──────── GIVEN RECORDS

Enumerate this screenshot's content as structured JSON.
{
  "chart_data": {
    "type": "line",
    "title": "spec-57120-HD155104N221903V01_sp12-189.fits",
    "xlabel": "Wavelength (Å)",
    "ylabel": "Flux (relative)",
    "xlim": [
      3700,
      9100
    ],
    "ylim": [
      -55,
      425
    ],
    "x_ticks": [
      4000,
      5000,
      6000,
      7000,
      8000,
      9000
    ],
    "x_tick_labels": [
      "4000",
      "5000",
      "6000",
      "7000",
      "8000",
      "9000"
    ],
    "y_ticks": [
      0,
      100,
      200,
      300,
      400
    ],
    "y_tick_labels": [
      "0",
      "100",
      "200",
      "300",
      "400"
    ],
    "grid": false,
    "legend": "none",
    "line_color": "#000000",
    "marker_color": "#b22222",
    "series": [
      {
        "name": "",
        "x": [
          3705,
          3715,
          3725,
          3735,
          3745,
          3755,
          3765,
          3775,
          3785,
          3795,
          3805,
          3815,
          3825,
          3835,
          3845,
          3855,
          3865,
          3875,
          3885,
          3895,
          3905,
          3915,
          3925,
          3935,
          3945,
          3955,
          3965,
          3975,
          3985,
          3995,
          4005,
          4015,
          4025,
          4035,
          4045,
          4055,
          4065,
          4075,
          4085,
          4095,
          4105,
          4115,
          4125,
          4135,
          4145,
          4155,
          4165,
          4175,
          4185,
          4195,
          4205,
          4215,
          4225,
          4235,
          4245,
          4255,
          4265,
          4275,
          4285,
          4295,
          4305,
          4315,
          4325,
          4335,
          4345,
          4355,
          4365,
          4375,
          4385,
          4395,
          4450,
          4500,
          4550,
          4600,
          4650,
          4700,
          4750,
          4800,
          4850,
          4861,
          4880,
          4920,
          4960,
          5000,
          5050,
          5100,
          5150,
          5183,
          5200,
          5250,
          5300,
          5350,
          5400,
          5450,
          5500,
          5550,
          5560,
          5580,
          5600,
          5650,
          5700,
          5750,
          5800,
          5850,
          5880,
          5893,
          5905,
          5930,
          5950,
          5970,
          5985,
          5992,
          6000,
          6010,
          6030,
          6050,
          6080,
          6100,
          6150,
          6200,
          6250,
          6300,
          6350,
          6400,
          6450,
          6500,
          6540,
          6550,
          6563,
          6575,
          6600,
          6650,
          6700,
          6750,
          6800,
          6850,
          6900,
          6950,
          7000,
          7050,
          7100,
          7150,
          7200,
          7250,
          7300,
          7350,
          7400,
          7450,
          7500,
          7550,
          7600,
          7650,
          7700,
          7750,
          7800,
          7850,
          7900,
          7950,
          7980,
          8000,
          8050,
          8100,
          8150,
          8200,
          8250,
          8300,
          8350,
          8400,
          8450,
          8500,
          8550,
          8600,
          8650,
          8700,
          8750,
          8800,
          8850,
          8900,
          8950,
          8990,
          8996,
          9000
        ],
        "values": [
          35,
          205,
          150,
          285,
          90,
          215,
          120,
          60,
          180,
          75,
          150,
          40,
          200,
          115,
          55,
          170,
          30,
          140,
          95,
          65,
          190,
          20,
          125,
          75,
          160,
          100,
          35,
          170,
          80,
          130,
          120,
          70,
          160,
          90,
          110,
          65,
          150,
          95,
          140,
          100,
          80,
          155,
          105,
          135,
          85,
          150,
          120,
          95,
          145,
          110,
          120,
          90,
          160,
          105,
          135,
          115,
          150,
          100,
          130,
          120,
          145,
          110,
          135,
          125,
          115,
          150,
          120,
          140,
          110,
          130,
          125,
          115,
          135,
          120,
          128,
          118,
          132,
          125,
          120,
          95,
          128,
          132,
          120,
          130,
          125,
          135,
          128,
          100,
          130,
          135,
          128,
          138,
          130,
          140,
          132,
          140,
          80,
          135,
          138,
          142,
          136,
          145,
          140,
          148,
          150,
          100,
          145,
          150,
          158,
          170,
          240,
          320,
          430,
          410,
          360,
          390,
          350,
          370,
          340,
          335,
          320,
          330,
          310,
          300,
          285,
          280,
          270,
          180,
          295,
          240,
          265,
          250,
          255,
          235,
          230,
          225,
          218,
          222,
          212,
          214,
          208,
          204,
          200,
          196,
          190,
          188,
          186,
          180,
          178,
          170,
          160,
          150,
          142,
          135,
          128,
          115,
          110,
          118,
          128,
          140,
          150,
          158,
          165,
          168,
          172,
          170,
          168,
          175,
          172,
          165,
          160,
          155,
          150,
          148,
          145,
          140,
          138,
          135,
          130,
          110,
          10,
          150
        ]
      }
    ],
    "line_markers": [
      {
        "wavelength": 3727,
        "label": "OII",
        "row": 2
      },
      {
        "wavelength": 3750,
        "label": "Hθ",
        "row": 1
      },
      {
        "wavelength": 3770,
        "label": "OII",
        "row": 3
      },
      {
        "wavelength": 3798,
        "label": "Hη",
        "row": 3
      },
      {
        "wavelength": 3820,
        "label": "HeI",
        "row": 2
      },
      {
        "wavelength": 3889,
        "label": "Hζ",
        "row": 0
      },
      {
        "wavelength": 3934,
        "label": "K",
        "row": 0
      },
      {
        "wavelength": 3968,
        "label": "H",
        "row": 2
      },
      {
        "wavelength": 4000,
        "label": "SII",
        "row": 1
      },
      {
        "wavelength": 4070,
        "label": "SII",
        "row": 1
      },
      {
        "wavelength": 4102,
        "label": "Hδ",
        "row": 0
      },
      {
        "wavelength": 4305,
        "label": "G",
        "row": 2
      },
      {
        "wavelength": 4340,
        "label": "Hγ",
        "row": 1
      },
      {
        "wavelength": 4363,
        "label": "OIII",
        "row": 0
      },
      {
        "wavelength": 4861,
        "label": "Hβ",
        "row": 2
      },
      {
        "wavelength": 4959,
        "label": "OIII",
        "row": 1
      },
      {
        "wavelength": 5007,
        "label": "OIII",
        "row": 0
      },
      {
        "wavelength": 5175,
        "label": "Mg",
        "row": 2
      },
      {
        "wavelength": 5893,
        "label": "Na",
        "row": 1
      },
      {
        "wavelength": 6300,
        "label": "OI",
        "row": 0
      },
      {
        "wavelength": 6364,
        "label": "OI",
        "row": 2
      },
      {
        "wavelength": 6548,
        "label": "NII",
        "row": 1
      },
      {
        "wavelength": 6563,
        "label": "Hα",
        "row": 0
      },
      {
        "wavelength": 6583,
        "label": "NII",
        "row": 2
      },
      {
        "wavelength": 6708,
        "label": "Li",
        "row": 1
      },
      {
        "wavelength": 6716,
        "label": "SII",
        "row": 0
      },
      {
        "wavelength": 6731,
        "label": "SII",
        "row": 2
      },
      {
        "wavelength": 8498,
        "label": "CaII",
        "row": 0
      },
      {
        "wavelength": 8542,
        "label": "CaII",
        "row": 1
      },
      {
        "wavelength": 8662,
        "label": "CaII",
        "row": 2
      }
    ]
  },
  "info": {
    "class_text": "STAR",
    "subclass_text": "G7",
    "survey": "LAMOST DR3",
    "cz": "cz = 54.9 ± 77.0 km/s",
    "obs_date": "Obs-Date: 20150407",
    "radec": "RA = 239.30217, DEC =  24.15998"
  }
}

────────────────

→ **PROBLEM REQUIREMENTS**
What do the records say? Quote them all exactly.

→ **ANSWER IN FULL**
Enumerate this screenshot's content as structured JSON.
{
  "chart_data": {
    "type": "line",
    "title": "spec-57120-HD155104N221903V01_sp12-189.fits",
    "xlabel": "Wavelength (Å)",
    "ylabel": "Flux (relative)",
    "xlim": [
      3700,
      9100
    ],
    "ylim": [
      -55,
      425
    ],
    "x_ticks": [
      4000,
      5000,
      6000,
      7000,
      8000,
      9000
    ],
    "x_tick_labels": [
      "4000",
      "5000",
      "6000",
      "7000",
      "8000",
      "9000"
    ],
    "y_ticks": [
      0,
      100,
      200,
      300,
      400
    ],
    "y_tick_labels": [
      "0",
      "100",
      "200",
      "300",
      "400"
    ],
    "grid": false,
    "legend": "none",
    "line_color": "#000000",
    "marker_color": "#b22222",
    "series": [
      {
        "name": "",
        "x": [
          3705,
          3715,
          3725,
          3735,
          3745,
          3755,
          3765,
          3775,
          3785,
          3795,
          3805,
          3815,
          3825,
          3835,
          3845,
          3855,
          3865,
          3875,
          3885,
          3895,
          3905,
          3915,
          3925,
          3935,
          3945,
          3955,
          3965,
          3975,
          3985,
          3995,
          4005,
          4015,
          4025,
          4035,
          4045,
          4055,
          4065,
          4075,
          4085,
          4095,
          4105,
          4115,
          4125,
          4135,
          4145,
          4155,
          4165,
          4175,
          4185,
          4195,
          4205,
          4215,
          4225,
          4235,
          4245,
          4255,
          4265,
          4275,
          4285,
          4295,
          4305,
          4315,
          4325,
          4335,
          4345,
          4355,
          4365,
          4375,
          4385,
          4395,
          4450,
          4500,
          4550,
          4600,
          4650,
          4700,
          4750,
          4800,
          4850,
          4861,
          4880,
          4920,
          4960,
          5000,
          5050,
          5100,
          5150,
          5183,
          5200,
          5250,
          5300,
          5350,
          5400,
          5450,
          5500,
          5550,
          5560,
          5580,
          5600,
          5650,
          5700,
          5750,
          5800,
          5850,
          5880,
          5893,
          5905,
          5930,
          5950,
          5970,
          5985,
          5992,
          6000,
          6010,
          6030,
          6050,
          6080,
          6100,
          6150,
          6200,
          6250,
          6300,
          6350,
          6400,
          6450,
          6500,
          6540,
          6550,
          6563,
          6575,
          6600,
          6650,
          6700,
          6750,
          6800,
          6850,
          6900,
          6950,
          7000,
          7050,
          7100,
          7150,
          7200,
          7250,
          7300,
          7350,
          7400,
          7450,
          7500,
          7550,
          7600,
          7650,
          7700,
          7750,
          7800,
          7850,
          7900,
          7950,
          7980,
          8000,
          8050,
          8100,
          8150,
          8200,
          8250,
          8300,
          8350,
          8400,
          8450,
          8500,
          8550,
          8600,
          8650,
          8700,
          8750,
          8800,
          8850,
          8900,
          8950,
          8990,
          8996,
          9000
        ],
        "values": [
          35,
          205,
          150,
          285,
          90,
          215,
          120,
          60,
          180,
          75,
          150,
          40,
          200,
          115,
          55,
          170,
          30,
          140,
          95,
          65,
          190,
          20,
          125,
          75,
          160,
          100,
          35,
          170,
          80,
          130,
          120,
          70,
          160,
          90,
          110,
          65,
          150,
          95,
          140,
          100,
          80,
          155,
          105,
          135,
          85,
          150,
          120,
          95,
          145,
          110,
          120,
          90,
          160,
          105,
          135,
          115,
          150,
          100,
          130,
          120,
          145,
          110,
          135,
          125,
          115,
          150,
          120,
          140,
          110,
          130,
          125,
          115,
          135,
          120,
          128,
          118,
          132,
          125,
          120,
          95,
          128,
          132,
          120,
          130,
          125,
          135,
          128,
          100,
          130,
          135,
          128,
          138,
          130,
          140,
          132,
          140,
          80,
          135,
          138,
          142,
          136,
          145,
          140,
          148,
          150,
          100,
          145,
          150,
          158,
          170,
          240,
          320,
          430,
          410,
          360,
          390,
          350,
          370,
          340,
          335,
          320,
          330,
          310,
          300,
          285,
          280,
          270,
          180,
          295,
          240,
          265,
          250,
          255,
          235,
          230,
          225,
          218,
          222,
          212,
          214,
          208,
          204,
          200,
          196,
          190,
          188,
          186,
          180,
          178,
          170,
          160,
          150,
          142,
          135,
          128,
          115,
          110,
          118,
          128,
          140,
          150,
          158,
          165,
          168,
          172,
          170,
          168,
          175,
          172,
          165,
          160,
          155,
          150,
          148,
          145,
          140,
          138,
          135,
          130,
          110,
          10,
          150
        ]
      }
    ],
    "line_markers": [
      {
        "wavelength": 3727,
        "label": "OII",
        "row": 2
      },
      {
        "wavelength": 3750,
        "label": "Hθ",
        "row": 1
      },
      {
        "wavelength": 3770,
        "label": "OII",
        "row": 3
      },
      {
        "wavelength": 3798,
        "label": "Hη",
        "row": 3
      },
      {
        "wavelength": 3820,
        "label": "HeI",
        "row": 2
      },
      {
        "wavelength": 3889,
        "label": "Hζ",
        "row": 0
      },
      {
        "wavelength": 3934,
        "label": "K",
        "row": 0
      },
      {
        "wavelength": 3968,
        "label": "H",
        "row": 2
      },
      {
        "wavelength": 4000,
        "label": "SII",
        "row": 1
      },
      {
        "wavelength": 4070,
        "label": "SII",
        "row": 1
      },
      {
        "wavelength": 4102,
        "label": "Hδ",
        "row": 0
      },
      {
        "wavelength": 4305,
        "label": "G",
        "row": 2
      },
      {
        "wavelength": 4340,
        "label": "Hγ",
        "row": 1
      },
      {
        "wavelength": 4363,
        "label": "OIII",
        "row": 0
      },
      {
        "wavelength": 4861,
        "label": "Hβ",
        "row": 2
      },
      {
        "wavelength": 4959,
        "label": "OIII",
        "row": 1
      },
      {
        "wavelength": 5007,
        "label": "OIII",
        "row": 0
      },
      {
        "wavelength": 5175,
        "label": "Mg",
        "row": 2
      },
      {
        "wavelength": 5893,
        "label": "Na",
        "row": 1
      },
      {
        "wavelength": 6300,
        "label": "OI",
        "row": 0
      },
      {
        "wavelength": 6364,
        "label": "OI",
        "row": 2
      },
      {
        "wavelength": 6548,
        "label": "NII",
        "row": 1
      },
      {
        "wavelength": 6563,
        "label": "Hα",
        "row": 0
      },
      {
        "wavelength": 6583,
        "label": "NII",
        "row": 2
      },
      {
        "wavelength": 6708,
        "label": "Li",
        "row": 1
      },
      {
        "wavelength": 6716,
        "label": "SII",
        "row": 0
      },
      {
        "wavelength": 6731,
        "label": "SII",
        "row": 2
      },
      {
        "wavelength": 8498,
        "label": "CaII",
        "row": 0
      },
      {
        "wavelength": 8542,
        "label": "CaII",
        "row": 1
      },
      {
        "wavelength": 8662,
        "label": "CaII",
        "row": 2
      }
    ]
  },
  "info": {
    "class_text": "STAR",
    "subclass_text": "G7",
    "survey": "LAMOST DR3",
    "cz": "cz = 54.9 ± 77.0 km/s",
    "obs_date": "Obs-Date: 20150407",
    "radec": "RA = 239.30217, DEC =  24.15998"
  }
}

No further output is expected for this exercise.